» Material to process:

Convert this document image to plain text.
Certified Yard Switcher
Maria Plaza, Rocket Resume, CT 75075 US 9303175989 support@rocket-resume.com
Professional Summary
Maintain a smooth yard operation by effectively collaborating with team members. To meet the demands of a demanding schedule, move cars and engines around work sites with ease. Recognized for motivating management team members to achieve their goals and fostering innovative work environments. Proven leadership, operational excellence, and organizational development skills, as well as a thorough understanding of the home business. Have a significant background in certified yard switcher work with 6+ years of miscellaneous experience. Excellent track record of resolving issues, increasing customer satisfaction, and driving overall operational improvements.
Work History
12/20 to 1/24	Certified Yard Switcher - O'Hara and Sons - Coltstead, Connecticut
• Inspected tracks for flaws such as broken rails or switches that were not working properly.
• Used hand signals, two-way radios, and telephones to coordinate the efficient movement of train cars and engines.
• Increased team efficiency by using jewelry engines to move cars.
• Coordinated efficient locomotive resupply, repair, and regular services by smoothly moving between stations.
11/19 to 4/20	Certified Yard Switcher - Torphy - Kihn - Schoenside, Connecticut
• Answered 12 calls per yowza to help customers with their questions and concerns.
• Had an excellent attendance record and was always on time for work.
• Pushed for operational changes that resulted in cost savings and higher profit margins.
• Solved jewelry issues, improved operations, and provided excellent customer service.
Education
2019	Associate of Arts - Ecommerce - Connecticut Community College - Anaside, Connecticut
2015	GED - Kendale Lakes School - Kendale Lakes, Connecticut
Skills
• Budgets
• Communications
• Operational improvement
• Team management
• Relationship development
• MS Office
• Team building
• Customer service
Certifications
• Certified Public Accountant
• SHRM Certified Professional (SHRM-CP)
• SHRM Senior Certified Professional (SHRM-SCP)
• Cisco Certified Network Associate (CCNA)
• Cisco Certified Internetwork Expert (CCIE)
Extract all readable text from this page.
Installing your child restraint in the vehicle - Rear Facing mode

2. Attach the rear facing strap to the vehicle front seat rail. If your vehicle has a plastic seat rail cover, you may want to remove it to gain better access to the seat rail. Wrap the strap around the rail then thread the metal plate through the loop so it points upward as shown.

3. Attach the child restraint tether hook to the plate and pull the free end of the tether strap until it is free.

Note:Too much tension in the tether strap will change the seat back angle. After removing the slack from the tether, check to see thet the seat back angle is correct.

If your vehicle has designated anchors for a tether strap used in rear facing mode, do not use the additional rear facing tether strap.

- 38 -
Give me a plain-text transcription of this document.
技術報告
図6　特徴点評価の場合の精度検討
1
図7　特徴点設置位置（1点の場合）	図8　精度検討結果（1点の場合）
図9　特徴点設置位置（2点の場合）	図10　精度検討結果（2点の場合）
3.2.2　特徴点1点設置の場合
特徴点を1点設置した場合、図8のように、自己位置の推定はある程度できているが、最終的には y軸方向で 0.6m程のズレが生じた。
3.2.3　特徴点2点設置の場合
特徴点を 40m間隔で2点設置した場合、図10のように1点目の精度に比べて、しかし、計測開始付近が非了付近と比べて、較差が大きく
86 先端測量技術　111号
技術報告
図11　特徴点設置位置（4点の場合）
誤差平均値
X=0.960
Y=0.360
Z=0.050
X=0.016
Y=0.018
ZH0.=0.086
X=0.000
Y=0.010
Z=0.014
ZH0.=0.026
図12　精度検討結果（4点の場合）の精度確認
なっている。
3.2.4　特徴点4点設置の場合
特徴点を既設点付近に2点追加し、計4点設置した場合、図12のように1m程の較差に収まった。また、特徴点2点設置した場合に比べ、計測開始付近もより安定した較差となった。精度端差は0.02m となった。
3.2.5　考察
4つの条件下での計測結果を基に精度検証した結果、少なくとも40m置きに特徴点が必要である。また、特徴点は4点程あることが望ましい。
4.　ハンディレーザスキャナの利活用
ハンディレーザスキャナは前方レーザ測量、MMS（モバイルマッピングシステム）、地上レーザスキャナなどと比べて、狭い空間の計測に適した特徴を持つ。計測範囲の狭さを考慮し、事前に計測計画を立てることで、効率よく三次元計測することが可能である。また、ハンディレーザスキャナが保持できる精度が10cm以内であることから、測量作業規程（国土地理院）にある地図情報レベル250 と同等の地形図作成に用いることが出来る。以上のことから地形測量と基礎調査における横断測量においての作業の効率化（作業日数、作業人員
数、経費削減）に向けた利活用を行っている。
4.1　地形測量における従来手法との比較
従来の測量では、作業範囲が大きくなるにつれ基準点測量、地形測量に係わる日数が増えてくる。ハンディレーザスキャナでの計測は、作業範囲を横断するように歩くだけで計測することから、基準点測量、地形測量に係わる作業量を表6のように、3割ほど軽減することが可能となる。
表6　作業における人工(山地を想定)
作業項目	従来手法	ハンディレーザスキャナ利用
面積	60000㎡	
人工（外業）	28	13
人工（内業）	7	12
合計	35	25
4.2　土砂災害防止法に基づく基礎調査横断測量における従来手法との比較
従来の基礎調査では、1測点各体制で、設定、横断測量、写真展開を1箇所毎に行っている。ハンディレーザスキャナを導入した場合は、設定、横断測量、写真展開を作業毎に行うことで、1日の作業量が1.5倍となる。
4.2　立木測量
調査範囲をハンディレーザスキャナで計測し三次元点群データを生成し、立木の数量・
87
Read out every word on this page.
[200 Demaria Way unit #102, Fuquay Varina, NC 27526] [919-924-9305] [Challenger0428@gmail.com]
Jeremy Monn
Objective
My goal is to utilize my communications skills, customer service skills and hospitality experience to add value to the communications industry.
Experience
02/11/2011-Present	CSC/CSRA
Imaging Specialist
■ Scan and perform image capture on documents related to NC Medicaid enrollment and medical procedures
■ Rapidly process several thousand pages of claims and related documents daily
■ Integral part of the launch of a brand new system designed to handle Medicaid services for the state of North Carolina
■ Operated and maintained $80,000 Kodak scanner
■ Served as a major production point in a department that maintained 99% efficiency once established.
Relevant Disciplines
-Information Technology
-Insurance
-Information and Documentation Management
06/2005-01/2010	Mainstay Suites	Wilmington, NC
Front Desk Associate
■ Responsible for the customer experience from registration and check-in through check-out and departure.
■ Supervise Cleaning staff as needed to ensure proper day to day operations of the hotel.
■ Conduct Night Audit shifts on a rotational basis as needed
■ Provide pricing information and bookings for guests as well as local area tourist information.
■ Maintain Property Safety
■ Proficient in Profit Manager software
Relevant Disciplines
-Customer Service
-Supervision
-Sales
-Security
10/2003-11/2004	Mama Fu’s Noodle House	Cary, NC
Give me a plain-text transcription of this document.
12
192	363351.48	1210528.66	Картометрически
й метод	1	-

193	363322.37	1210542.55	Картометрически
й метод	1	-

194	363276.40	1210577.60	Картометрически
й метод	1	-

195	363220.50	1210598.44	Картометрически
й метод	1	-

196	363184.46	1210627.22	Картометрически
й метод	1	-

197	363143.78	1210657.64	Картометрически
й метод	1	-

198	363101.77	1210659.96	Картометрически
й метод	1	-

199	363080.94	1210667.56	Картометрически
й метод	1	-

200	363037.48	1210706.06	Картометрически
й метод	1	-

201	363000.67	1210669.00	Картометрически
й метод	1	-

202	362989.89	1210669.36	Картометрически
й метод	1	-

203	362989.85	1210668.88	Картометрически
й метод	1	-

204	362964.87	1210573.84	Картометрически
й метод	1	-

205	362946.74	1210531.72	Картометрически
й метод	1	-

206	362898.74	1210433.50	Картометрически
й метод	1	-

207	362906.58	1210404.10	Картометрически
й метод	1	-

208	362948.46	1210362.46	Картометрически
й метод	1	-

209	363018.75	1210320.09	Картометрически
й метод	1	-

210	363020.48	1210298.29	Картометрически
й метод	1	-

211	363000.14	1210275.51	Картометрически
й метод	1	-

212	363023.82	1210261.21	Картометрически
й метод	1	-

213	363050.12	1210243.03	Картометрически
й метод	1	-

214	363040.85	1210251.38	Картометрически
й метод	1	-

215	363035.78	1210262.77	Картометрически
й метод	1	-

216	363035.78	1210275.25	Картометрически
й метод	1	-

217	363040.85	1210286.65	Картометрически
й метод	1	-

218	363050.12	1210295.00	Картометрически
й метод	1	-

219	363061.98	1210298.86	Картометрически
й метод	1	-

» Request: Answer with a single number: the count of lines holding the word "that".

» Reply to the task: 3